__İstenen Görev__. Şeffaflık toplumu üzerine aşağıdaki yazıda yer alan “Şeffaflık kişisel alanın tümüyle elden çıkarılmasını talep eder.” cümlesini İngilizceye çevirin.

__Kaynaktan Alıntı__.
◆ ◆ ◆

“…Perdenin önünde gözlerimi kapama özgürlüğüm yoktur çünkü açtığımda aynı resimle karşılaşmam” diyor Barthes. (1)
Kaçırma endişesiyle küt küt atan kalbimiz, enformasyon karşısında kayboluşumuz. Karmakarışıklığın, parlaklığın ortasında gözlerimizi kısarak bir şeyleri seçmeye çalışmamız, sanal hareketliliğin ve hızlılığın karşısında felç olmamız, yorgunluğumuzu anlamayacak kadar kendi hayatlarımıza yabancılaşmamız.
Her şeyin görünür olmak zorunda olduğu bir çağda, kendi yüzümüzle görünmemizin baskısı ve neredeyse birbirinin aynı maskelere doğru canhıraş halde hırsla koşturmamız. “Şeffaflık insanı camlaştırır. Şiddeti de buradadır. Şeffaflık aynının cehennemidir, hizaya getirmenin adıdır” diyor Byung- Chul Han, Şeffaflık Toplumu’nda. Göğe bakma durağında (!) dahi koca puntolarla yazan: Görünür olmak zorundayız yoksa yok sayılırız.
“‘Kişi’ (Latince persona) sözcüğü esas olarak “maske” anlamına geliyordu. Maske, içinden geçerek çıkan sese bir karakter, biçim ve şekil verir. İfşa ve çıplaklaşma toplumu olarak şeffaflık toplumu her tür maskeye, görünüşe karşı faaliyet gösterir.”
Nereye kaçacağız o halde? Kendimize?
Mümkün değil diyor Han. “Sergileme zorlaması sonuçta bizi yüzümüzden eder. Kendi yüzümüz olmak mümkün değildir artık.”
“İnsan kendisi için bile şeffaf değildir. Ötekinin şeffaf olmayışıdır ilişkiyi canlı tutan.” Sanırım, zarafetle mesafeyi korumaktan ileri gelen huzurlu bir ilişki kast ediliyor.
George Simmel’dan aktarıyor Han: “İlişkilerdeki, göz önüne serilmiş olanın ardında hep bir sonrakini, nihai olanı sezen ve buna hürmet eden verimli derinlik.”
Hürmet, şükran, nezaket, arada boşluk bırakarak, içerde, zihinde olan tüm “ben”lerin çarpışmasına izin vermek. Halil Cibran’ın, Ermiş’te aşkı anlatırken, korunması gereken mesafeyle anlattığı: “Fakat bırakın mesafeler olsun birlikteliğinizde. (..) Bırakın ruhlarınızın kıyıları arasında dalgalanan bir deniz olsun aşk.”
Gölgemizin başka gölgelerle üst üste gelmediği kendi alanlarımız: “İnsan ruhu, görüldüğü kadarıyla, ötekinin bakışından uzak, kendi başına kalabileceği alanlara ihtiyaç duyar. Geçirgenlikten yoksun olma gibi bir özelliği vardır. Bütünüyle ışıklandırılması yanmasına ve bir tür ruhsal tükenişe yol açacaktır. Sadece makineler şeffaftır. Şeffaflık kişisel alanın tümüyle elden çıkarılmasını talep eder.”

◆ ◆ ◆

__Listelenen Satırlar__.
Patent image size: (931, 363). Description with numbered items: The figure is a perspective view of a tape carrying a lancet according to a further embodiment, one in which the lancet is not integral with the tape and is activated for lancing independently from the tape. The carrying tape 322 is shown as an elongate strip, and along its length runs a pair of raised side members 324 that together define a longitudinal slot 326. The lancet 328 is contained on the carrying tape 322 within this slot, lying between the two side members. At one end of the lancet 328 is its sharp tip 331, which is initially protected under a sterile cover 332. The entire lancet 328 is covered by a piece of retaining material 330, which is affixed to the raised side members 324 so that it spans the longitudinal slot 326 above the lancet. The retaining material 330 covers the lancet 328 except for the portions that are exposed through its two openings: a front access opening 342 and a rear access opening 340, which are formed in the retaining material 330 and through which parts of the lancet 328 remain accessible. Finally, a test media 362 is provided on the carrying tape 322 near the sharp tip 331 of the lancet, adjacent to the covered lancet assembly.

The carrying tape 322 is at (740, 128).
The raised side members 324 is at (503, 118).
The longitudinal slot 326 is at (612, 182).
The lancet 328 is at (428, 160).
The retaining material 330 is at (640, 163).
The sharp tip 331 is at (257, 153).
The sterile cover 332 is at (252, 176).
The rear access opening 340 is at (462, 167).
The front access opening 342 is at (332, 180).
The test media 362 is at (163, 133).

◆ ◆ ◆

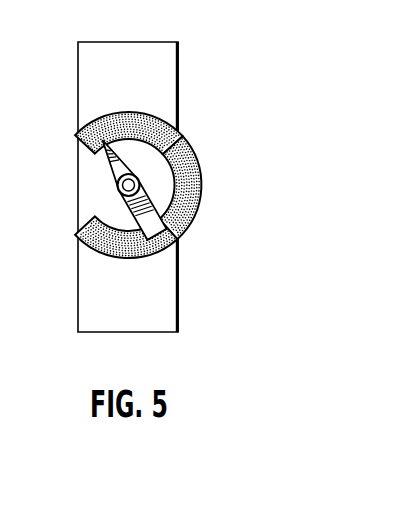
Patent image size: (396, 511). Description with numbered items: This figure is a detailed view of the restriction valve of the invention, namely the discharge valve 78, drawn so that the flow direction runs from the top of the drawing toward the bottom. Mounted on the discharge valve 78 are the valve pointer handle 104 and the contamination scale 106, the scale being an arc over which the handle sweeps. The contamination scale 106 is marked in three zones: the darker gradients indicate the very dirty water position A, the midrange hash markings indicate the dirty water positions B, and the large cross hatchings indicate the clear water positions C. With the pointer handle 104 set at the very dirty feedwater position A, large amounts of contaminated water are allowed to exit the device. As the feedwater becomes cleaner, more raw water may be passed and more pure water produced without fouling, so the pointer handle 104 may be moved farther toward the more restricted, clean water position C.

◆ ◆ ◆

__Sorunun Yanıtı__. Transparency demands the complete surrender of the personal sphere.